Task brief → Pull every line holding the string "document" from the records below.

[BEGIN Dataset entries]

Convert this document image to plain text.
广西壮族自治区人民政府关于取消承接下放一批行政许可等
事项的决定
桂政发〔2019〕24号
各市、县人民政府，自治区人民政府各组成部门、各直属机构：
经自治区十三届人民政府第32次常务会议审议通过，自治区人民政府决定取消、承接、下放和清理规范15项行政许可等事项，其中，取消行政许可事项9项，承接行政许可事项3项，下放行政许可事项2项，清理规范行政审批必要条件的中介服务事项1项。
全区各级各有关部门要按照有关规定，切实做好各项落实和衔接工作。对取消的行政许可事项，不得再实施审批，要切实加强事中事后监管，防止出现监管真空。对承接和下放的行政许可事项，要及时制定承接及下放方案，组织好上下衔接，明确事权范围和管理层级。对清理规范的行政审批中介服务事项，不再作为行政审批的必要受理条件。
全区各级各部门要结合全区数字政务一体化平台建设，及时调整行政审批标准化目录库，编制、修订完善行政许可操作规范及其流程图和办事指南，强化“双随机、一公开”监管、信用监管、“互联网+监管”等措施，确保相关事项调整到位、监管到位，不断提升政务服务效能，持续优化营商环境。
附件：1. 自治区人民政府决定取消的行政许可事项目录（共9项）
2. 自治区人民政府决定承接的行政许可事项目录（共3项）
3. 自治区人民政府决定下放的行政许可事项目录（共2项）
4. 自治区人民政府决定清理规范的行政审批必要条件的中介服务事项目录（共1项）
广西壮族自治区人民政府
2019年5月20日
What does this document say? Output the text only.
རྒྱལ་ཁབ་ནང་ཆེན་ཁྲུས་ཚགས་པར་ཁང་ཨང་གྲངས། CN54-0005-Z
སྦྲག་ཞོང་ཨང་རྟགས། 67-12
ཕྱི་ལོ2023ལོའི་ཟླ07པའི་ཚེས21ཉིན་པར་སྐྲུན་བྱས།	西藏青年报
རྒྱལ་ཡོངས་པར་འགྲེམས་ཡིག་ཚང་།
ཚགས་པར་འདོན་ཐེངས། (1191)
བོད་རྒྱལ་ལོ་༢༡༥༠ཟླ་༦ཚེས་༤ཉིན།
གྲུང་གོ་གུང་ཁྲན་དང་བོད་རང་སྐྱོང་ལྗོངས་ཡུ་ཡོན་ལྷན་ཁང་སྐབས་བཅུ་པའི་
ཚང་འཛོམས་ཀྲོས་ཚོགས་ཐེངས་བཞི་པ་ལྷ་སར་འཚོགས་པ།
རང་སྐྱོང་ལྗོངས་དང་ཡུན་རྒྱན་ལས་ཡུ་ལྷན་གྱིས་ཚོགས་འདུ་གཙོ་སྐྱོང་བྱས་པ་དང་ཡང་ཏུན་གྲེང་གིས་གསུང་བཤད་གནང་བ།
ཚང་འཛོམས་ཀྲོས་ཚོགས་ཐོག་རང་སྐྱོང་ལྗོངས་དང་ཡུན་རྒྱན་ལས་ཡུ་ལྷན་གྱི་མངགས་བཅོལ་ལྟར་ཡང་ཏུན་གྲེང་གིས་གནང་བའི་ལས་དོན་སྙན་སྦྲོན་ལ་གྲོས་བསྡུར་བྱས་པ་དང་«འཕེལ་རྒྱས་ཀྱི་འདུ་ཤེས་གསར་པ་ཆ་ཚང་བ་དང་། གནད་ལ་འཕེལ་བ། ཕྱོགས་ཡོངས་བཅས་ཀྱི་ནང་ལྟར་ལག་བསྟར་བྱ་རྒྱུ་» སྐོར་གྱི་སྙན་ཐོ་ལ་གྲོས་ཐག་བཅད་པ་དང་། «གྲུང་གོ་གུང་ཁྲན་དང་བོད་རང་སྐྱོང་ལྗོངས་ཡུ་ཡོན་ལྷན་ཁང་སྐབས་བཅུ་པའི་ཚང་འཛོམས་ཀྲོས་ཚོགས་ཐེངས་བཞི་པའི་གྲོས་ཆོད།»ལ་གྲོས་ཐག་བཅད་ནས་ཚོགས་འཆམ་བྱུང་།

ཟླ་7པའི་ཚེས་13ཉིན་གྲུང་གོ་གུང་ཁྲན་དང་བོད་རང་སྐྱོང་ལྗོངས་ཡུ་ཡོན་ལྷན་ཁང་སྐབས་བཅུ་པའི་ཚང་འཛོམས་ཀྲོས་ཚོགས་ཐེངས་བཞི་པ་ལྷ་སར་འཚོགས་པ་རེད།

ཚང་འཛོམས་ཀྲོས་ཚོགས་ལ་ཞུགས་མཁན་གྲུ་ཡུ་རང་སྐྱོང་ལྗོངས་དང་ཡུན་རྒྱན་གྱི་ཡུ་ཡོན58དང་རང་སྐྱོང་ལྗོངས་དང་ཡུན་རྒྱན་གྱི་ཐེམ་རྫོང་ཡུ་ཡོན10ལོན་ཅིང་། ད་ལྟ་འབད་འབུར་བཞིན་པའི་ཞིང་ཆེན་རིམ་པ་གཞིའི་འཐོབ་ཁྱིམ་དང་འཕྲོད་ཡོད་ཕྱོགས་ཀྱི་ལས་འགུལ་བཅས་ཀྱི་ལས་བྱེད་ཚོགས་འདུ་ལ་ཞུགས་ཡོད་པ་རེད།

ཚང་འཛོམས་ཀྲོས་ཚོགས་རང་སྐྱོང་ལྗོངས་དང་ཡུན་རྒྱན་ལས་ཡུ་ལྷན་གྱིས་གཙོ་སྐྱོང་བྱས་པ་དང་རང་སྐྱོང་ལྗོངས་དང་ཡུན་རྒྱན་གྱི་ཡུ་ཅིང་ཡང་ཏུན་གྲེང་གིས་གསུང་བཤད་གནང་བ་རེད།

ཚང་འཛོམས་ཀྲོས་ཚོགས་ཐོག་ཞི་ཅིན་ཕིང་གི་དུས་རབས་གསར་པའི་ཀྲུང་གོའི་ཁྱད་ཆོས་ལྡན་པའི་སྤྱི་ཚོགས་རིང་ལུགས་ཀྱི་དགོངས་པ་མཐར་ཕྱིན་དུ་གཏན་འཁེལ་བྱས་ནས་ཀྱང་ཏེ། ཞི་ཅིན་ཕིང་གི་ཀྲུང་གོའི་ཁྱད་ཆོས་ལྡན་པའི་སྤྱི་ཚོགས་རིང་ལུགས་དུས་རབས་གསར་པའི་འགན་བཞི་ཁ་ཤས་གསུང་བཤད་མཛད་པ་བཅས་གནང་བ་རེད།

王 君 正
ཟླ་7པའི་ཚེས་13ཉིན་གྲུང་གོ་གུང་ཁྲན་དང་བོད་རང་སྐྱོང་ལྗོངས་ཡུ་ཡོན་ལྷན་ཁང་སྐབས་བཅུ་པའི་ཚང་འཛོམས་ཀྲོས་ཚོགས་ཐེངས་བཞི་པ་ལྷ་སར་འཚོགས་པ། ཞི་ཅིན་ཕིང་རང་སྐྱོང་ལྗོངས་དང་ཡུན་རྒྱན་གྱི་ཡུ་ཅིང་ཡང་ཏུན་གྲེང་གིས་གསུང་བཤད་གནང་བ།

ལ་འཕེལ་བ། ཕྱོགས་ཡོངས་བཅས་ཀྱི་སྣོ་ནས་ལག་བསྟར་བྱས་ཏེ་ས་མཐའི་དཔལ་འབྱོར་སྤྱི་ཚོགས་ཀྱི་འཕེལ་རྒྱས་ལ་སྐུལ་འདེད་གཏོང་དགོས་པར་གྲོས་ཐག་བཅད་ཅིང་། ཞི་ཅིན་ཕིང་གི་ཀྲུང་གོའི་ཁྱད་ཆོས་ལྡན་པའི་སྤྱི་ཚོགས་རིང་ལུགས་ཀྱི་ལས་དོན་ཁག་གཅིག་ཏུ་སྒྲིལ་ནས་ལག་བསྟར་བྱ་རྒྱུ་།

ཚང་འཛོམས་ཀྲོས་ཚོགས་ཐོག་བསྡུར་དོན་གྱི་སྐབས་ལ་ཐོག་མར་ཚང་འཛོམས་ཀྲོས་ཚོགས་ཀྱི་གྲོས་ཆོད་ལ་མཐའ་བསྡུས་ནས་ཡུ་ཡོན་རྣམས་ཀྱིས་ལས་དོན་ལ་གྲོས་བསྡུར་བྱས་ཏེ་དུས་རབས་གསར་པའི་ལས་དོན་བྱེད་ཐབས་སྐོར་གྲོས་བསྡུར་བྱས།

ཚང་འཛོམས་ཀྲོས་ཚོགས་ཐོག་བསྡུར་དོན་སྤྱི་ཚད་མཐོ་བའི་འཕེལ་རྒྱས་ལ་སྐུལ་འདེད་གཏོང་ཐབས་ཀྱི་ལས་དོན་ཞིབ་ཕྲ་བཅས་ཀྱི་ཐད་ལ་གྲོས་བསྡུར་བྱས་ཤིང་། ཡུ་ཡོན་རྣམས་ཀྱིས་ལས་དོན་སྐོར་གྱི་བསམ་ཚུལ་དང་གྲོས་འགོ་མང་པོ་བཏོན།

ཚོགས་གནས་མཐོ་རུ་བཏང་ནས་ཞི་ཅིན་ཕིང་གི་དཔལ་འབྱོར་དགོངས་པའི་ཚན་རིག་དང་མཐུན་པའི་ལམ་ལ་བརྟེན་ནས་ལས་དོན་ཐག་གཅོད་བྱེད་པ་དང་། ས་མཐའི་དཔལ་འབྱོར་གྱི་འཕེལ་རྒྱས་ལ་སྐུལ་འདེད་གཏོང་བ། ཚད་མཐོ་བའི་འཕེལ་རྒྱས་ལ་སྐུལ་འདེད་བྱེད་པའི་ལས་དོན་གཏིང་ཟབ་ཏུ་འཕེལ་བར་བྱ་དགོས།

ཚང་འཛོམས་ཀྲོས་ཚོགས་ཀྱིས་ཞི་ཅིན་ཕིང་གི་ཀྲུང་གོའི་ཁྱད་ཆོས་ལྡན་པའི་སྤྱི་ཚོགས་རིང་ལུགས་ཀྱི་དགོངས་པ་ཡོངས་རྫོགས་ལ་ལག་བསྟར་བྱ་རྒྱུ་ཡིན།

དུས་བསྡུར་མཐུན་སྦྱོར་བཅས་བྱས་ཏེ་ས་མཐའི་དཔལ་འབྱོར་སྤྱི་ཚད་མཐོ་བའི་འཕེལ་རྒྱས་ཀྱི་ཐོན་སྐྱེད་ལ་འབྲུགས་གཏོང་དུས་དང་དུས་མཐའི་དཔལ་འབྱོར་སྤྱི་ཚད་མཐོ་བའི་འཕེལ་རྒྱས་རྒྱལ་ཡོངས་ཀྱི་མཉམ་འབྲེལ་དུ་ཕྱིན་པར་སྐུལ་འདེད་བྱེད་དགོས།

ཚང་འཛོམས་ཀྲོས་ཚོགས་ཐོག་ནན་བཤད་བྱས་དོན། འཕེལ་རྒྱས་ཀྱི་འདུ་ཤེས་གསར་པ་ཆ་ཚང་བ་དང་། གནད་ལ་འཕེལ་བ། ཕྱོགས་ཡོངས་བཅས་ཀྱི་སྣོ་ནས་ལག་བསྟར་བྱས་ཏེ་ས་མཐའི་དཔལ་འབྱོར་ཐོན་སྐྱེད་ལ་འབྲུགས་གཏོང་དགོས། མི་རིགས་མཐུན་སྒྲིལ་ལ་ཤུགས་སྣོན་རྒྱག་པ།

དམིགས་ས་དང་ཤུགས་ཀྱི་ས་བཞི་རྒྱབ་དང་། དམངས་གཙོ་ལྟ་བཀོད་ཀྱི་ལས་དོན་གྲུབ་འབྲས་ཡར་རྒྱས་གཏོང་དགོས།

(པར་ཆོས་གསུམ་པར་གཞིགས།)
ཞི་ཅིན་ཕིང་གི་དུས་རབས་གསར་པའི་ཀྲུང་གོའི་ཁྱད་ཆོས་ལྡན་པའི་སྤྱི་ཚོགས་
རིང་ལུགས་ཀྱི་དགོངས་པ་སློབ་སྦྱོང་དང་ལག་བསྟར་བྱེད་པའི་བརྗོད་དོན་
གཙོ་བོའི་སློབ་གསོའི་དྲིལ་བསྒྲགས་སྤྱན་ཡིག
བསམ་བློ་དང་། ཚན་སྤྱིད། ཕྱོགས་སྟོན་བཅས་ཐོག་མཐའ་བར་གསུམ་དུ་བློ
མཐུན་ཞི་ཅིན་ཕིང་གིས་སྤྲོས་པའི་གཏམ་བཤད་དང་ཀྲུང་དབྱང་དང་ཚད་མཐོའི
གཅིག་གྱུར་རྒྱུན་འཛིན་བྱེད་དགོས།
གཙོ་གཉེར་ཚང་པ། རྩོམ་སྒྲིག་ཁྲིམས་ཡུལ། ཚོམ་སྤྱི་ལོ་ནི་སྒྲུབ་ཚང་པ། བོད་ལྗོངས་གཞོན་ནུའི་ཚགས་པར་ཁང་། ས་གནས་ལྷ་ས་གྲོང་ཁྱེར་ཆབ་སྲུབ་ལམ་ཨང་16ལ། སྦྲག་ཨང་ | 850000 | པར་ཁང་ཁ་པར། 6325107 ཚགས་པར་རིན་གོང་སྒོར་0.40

[END Dataset entries]

The result →
Convert this document image to plain text.
What does this document say? Output the text only.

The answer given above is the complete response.